**Your goal**
In the records below, copy word for word the lines from the one containing "data-point-marker — [422, 567, 433, 578]" through the one containing "axis-tick — [70, 429, 74, 431]", including both of those lines.

**Records**
################

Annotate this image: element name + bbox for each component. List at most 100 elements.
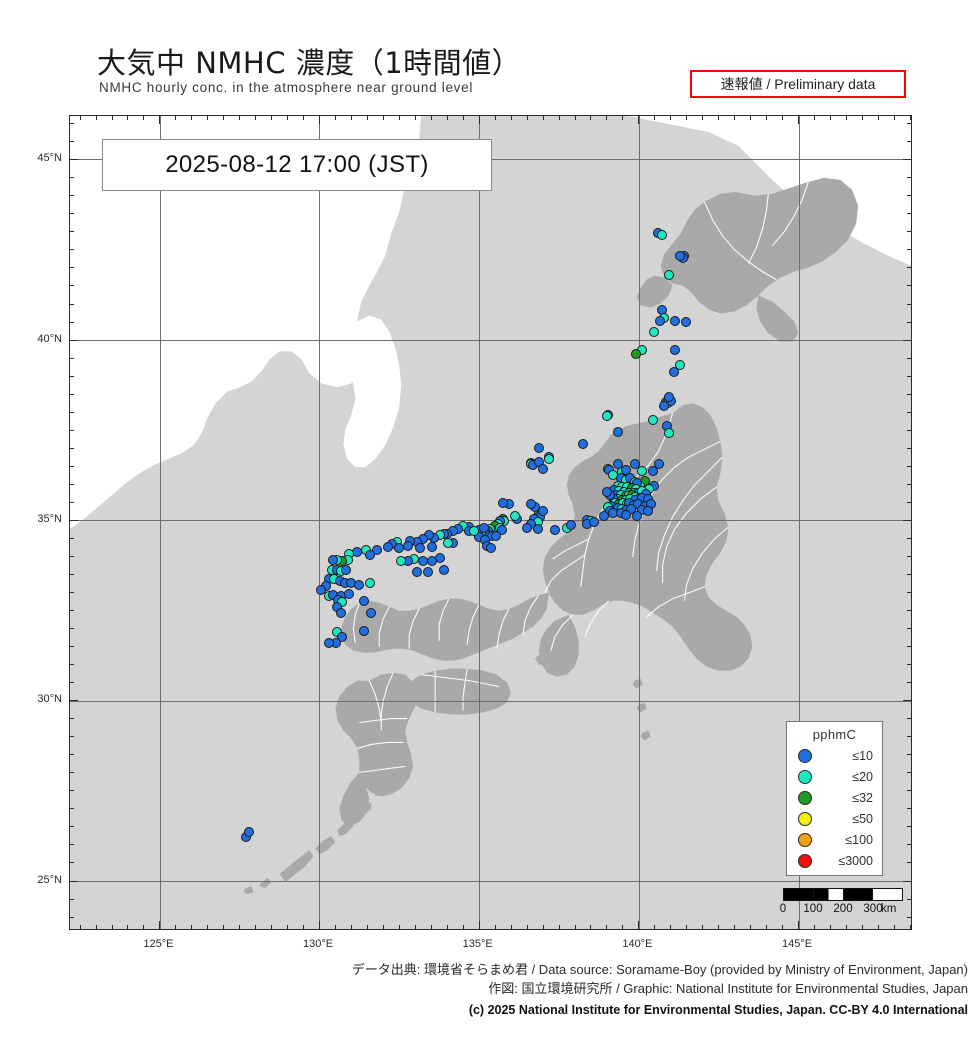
data-point-marker — [422, 567, 433, 578]
scale-bar: 0 100 200 300 km — [780, 888, 911, 919]
gridline-longitude — [638, 116, 640, 929]
axis-tick — [907, 393, 911, 395]
data-point-marker — [439, 564, 450, 575]
data-point-marker — [668, 367, 679, 377]
data-point-marker — [496, 525, 507, 535]
axis-tick — [70, 357, 74, 359]
data-point-marker — [674, 359, 685, 370]
axis-tick — [70, 177, 74, 179]
axis-tick — [907, 357, 911, 359]
axis-tick — [70, 429, 74, 431]
axis-tick — [70, 826, 74, 828]
axis-tick — [638, 116, 640, 124]
axis-tick — [798, 921, 800, 929]
axis-tick — [70, 231, 74, 233]
legend-item[interactable]: ≤100 — [787, 829, 882, 850]
axis-tick — [462, 116, 464, 120]
data-point-marker — [485, 543, 496, 553]
data-point-marker — [358, 596, 369, 606]
axis-tick — [907, 411, 911, 413]
scale-bar-unit-label: km — [881, 903, 897, 915]
axis-tick — [782, 116, 784, 120]
data-point-marker — [243, 826, 254, 837]
gridline-longitude — [479, 116, 481, 929]
data-point-marker — [654, 459, 665, 469]
legend-rows: ≤10 ≤20 ≤32 ≤50 ≤100 ≤3000 — [787, 745, 882, 871]
axis-tick — [702, 925, 704, 929]
data-point-marker — [525, 498, 536, 509]
axis-tick — [893, 925, 895, 929]
axis-tick — [319, 921, 321, 929]
axis-tick — [907, 465, 911, 467]
data-point-marker — [331, 626, 342, 637]
x-axis-label: 145°E — [781, 938, 813, 950]
legend-swatch-icon — [798, 832, 812, 847]
axis-tick — [907, 646, 911, 648]
y-axis-label: 30°N — [37, 693, 62, 706]
legend-item[interactable]: ≤3000 — [787, 850, 882, 871]
legend-item[interactable]: ≤32 — [787, 787, 882, 808]
axis-tick — [606, 116, 608, 120]
data-point-marker — [414, 543, 425, 553]
axis-tick — [398, 925, 400, 929]
axis-tick — [70, 610, 74, 612]
axis-tick — [223, 116, 225, 120]
axis-tick — [319, 116, 321, 124]
data-point-marker — [601, 486, 612, 497]
axis-tick — [175, 116, 177, 120]
legend-item[interactable]: ≤10 — [787, 745, 882, 766]
axis-tick — [907, 303, 911, 305]
axis-tick — [70, 573, 74, 575]
data-point-marker — [315, 585, 326, 596]
data-point-marker — [522, 522, 533, 533]
data-point-marker — [643, 505, 653, 516]
axis-tick — [446, 116, 448, 120]
axis-tick — [622, 925, 624, 929]
legend-item-label: ≤50 — [852, 811, 873, 826]
data-point-marker — [602, 411, 613, 421]
legend-swatch-icon — [798, 853, 812, 868]
axis-tick — [907, 249, 911, 251]
legend-item-label: ≤3000 — [838, 853, 873, 868]
axis-tick — [829, 925, 831, 929]
data-point-marker — [365, 550, 376, 561]
axis-tick — [907, 123, 911, 125]
axis-tick — [590, 925, 592, 929]
axis-tick — [430, 116, 432, 120]
axis-tick — [734, 925, 736, 929]
axis-tick — [686, 116, 688, 120]
data-point-marker — [359, 626, 370, 636]
x-axis-label: 130°E — [303, 938, 334, 950]
timestamp-label: 2025-08-12 17:00 (JST) — [102, 139, 492, 191]
axis-tick — [398, 116, 400, 120]
axis-tick — [814, 116, 815, 120]
data-point-marker — [402, 540, 413, 551]
axis-tick — [70, 718, 74, 720]
axis-tick — [70, 447, 74, 449]
axis-tick — [907, 375, 911, 377]
legend-item[interactable]: ≤20 — [787, 766, 882, 787]
axis-tick — [907, 267, 911, 269]
scale-bar-segment — [843, 889, 874, 900]
data-point-marker — [365, 607, 376, 618]
axis-tick — [734, 116, 736, 120]
data-point-marker — [532, 523, 543, 534]
axis-tick — [907, 592, 911, 594]
gridline-latitude — [70, 700, 911, 702]
axis-tick — [70, 628, 74, 630]
map-plot-area[interactable]: 2025-08-12 17:00 (JST) pphmC ≤10 ≤20 ≤32 ≤5… — [69, 115, 912, 930]
axis-tick — [70, 808, 74, 810]
legend-item[interactable]: ≤50 — [787, 808, 882, 829]
legend[interactable]: pphmC ≤10 ≤20 ≤32 ≤50 ≤100 ≤3000 — [786, 721, 883, 876]
scale-bar-segment — [813, 889, 844, 900]
axis-tick — [70, 880, 78, 882]
axis-tick — [239, 925, 241, 929]
axis-tick — [782, 925, 784, 929]
axis-tick — [907, 898, 911, 900]
axis-tick — [907, 195, 911, 197]
data-point-marker — [491, 531, 502, 542]
axis-tick — [95, 116, 97, 120]
axis-tick — [271, 925, 273, 929]
axis-tick — [127, 925, 129, 929]
data-point-marker — [647, 465, 658, 476]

################

**Solution for this problem**
data-point-marker — [422, 567, 433, 578]
scale-bar: 0 100 200 300 km — [780, 888, 911, 919]
gridline-longitude — [638, 116, 640, 929]
axis-tick — [907, 393, 911, 395]
data-point-marker — [439, 564, 450, 575]
data-point-marker — [668, 367, 679, 377]
data-point-marker — [496, 525, 507, 535]
axis-tick — [70, 357, 74, 359]
data-point-marker — [674, 359, 685, 370]
axis-tick — [70, 177, 74, 179]
axis-tick — [907, 357, 911, 359]
axis-tick — [70, 429, 74, 431]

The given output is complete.